* Directions *
Copy every line of the records below where the word "AlaTGC" occurs.

>>

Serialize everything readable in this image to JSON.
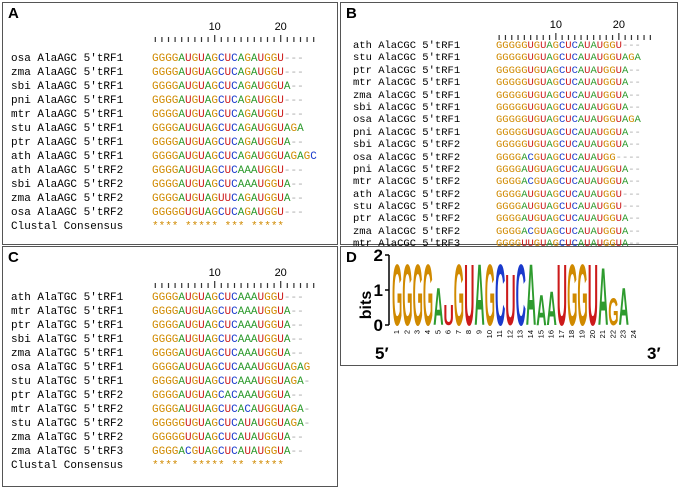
{
  "colors": {
    "G": "#d08a00",
    "A": "#2e9b2e",
    "U": "#cc1a1a",
    "C": "#1a3acc",
    "consensus": "#d08a00",
    "ruler": "#333333"
  },
  "panels": [
    {
      "label": "A",
      "tick_labels": [
        "10",
        "20"
      ],
      "rows": [
        {
          "name": "osa AlaAGC 5'tRF1",
          "seq": "GGGGAUGUAGCUCAGAUGGU---"
        },
        {
          "name": "zma AlaAGC 5'tRF1",
          "seq": "GGGGAUGUAGCUCAGAUGGU---"
        },
        {
          "name": "sbi AlaAGC 5'tRF1",
          "seq": "GGGGAUGUAGCUCAGAUGGUA--"
        },
        {
          "name": "pni AlaAGC 5'tRF1",
          "seq": "GGGGAUGUAGCUCAGAUGGU---"
        },
        {
          "name": "mtr AlaAGC 5'tRF1",
          "seq": "GGGGAUGUAGCUCAGAUGGU---"
        },
        {
          "name": "stu AlaAGC 5'tRF1",
          "seq": "GGGGAUGUAGCUCAGAUGGUAGA"
        },
        {
          "name": "ptr AlaAGC 5'tRF1",
          "seq": "GGGGAUGUAGCUCAGAUGGUA--"
        },
        {
          "name": "ath AlaAGC 5'tRF1",
          "seq": "GGGGAUGUAGCUCAGAUGGUAGAGC"
        },
        {
          "name": "ath AlaAGC 5'tRF2",
          "seq": "GGGGAUGUAGCUCAAAUGGU---"
        },
        {
          "name": "sbi AlaAGC 5'tRF2",
          "seq": "GGGGAUGUAGCUCAAAUGGUA--"
        },
        {
          "name": "zma AlaAGC 5'tRF2",
          "seq": "GGGGAUGUAGUUCAGAUGGUA--"
        },
        {
          "name": "osa AlaAGC 5'tRF2",
          "seq": "GGGGGUGUAGCUCAGAUGGU---"
        }
      ],
      "consensus_label": "Clustal Consensus",
      "consensus": "**** ***** *** *****"
    },
    {
      "label": "B",
      "tick_labels": [
        "10",
        "20"
      ],
      "rows": [
        {
          "name": "ath AlaCGC 5'tRF1",
          "seq": "GGGGGUGUAGCUCAUAUGGU---"
        },
        {
          "name": "stu AlaCGC 5'tRF1",
          "seq": "GGGGGUGUAGCUCAUAUGGUAGA"
        },
        {
          "name": "ptr AlaCGC 5'tRF1",
          "seq": "GGGGGUGUAGCUCAUAUGGUA--"
        },
        {
          "name": "mtr AlaCGC 5'tRF1",
          "seq": "GGGGGUGUAGCUCAUAUGGUA--"
        },
        {
          "name": "zma AlaCGC 5'tRF1",
          "seq": "GGGGGUGUAGCUCAUAUGGUA--"
        },
        {
          "name": "sbi AlaCGC 5'tRF1",
          "seq": "GGGGGUGUAGCUCAUAUGGUA--"
        },
        {
          "name": "osa AlaCGC 5'tRF1",
          "seq": "GGGGGUGUAGCUCAUAUGGUAGA"
        },
        {
          "name": "pni AlaCGC 5'tRF1",
          "seq": "GGGGGUGUAGCUCAUAUGGUA--"
        },
        {
          "name": "sbi AlaCGC 5'tRF2",
          "seq": "GGGGGUGUAGCUCAUAUGGUA--"
        },
        {
          "name": "osa AlaCGC 5'tRF2",
          "seq": "GGGGACGUAGCUCAUAUGG----"
        },
        {
          "name": "pni AlaCGC 5'tRF2",
          "seq": "GGGGAUGUAGCUCAUAUGGUA--"
        },
        {
          "name": "mtr AlaCGC 5'tRF2",
          "seq": "GGGGACGUAGCUCAUAUGGUA--"
        },
        {
          "name": "ath AlaCGC 5'tRF2",
          "seq": "GGGGAUGUAGCUCAUAUGGU---"
        },
        {
          "name": "stu AlaCGC 5'tRF2",
          "seq": "GGGGAUGUAGCUCAUAUGGU---"
        },
        {
          "name": "ptr AlaCGC 5'tRF2",
          "seq": "GGGGAUGUAGCUCAUAUGGUA--"
        },
        {
          "name": "zma AlaCGC 5'tRF2",
          "seq": "GGGGACGUAGCUCAUAUGGUA--"
        },
        {
          "name": "mtr AlaCGC 5'tRF3",
          "seq": "GGGGUUGUAGCUCAUAUGGUA--"
        }
      ],
      "consensus_label": "Clustal Consensus",
      "consensus": "****  ************"
    },
    {
      "label": "C",
      "tick_labels": [
        "10",
        "20"
      ],
      "rows": [
        {
          "name": "ath AlaTGC 5'tRF1",
          "seq": "GGGGAUGUAGCUCAAAUGGU---"
        },
        {
          "name": "mtr AlaTGC 5'tRF1",
          "seq": "GGGGAUGUAGCUCAAAUGGUA--"
        },
        {
          "name": "ptr AlaTGC 5'tRF1",
          "seq": "GGGGAUGUAGCUCAAAUGGUA--"
        },
        {
          "name": "sbi AlaTGC 5'tRF1",
          "seq": "GGGGAUGUAGCUCAAAUGGUA--"
        },
        {
          "name": "zma AlaTGC 5'tRF1",
          "seq": "GGGGAUGUAGCUCAAAUGGUA--"
        },
        {
          "name": "osa AlaTGC 5'tRF1",
          "seq": "GGGGAUGUAGCUCAAAUGGUAGAG"
        },
        {
          "name": "stu AlaTGC 5'tRF1",
          "seq": "GGGGAUGUAGCUCAAAUGGUAGA-"
        },
        {
          "name": "ptr AlaTGC 5'tRF2",
          "seq": "GGGGAUGUAGCACAAAUGGUA--"
        },
        {
          "name": "mtr AlaTGC 5'tRF2",
          "seq": "GGGGAUGUAGCUCACAUGGUAGA-"
        },
        {
          "name": "stu AlaTGC 5'tRF2",
          "seq": "GGGGGUGUAGCUCAUAUGGUAGA-"
        },
        {
          "name": "zma AlaTGC 5'tRF2",
          "seq": "GGGGGUGUAGCUCAUAUGGUA--"
        },
        {
          "name": "zma AlaTGC 5'tRF3",
          "seq": "GGGGACGUAGCUCAUAUGGUA--"
        }
      ],
      "consensus_label": "Clustal Consensus",
      "consensus": "****  ***** ** *****"
    }
  ],
  "logo": {
    "label": "D",
    "ylabel": "bits",
    "yticks": [
      "2",
      "1",
      "0"
    ],
    "end_labels": {
      "left": "5′",
      "right": "3′"
    },
    "positions": [
      "1",
      "2",
      "3",
      "4",
      "5",
      "6",
      "7",
      "8",
      "9",
      "10",
      "11",
      "12",
      "13",
      "14",
      "15",
      "16",
      "17",
      "18",
      "19",
      "20",
      "21",
      "22",
      "23",
      "24"
    ],
    "letters": [
      "G",
      "G",
      "G",
      "G",
      "A",
      "U",
      "G",
      "U",
      "A",
      "G",
      "C",
      "U",
      "C",
      "A",
      "A",
      "A",
      "U",
      "G",
      "G",
      "U",
      "A",
      "G",
      "A",
      ""
    ]
  }
}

<<

* Response to this task *
          "name": "ath AlaTGC 5'tRF1",
          "name": "mtr AlaTGC 5'tRF1",
          "name": "ptr AlaTGC 5'tRF1",
          "name": "sbi AlaTGC 5'tRF1",
          "name": "zma AlaTGC 5'tRF1",
          "name": "osa AlaTGC 5'tRF1",
          "name": "stu AlaTGC 5'tRF1",
          "name": "ptr AlaTGC 5'tRF2",
          "name": "mtr AlaTGC 5'tRF2",
          "name": "stu AlaTGC 5'tRF2",
          "name": "zma AlaTGC 5'tRF2",
          "name": "zma AlaTGC 5'tRF3",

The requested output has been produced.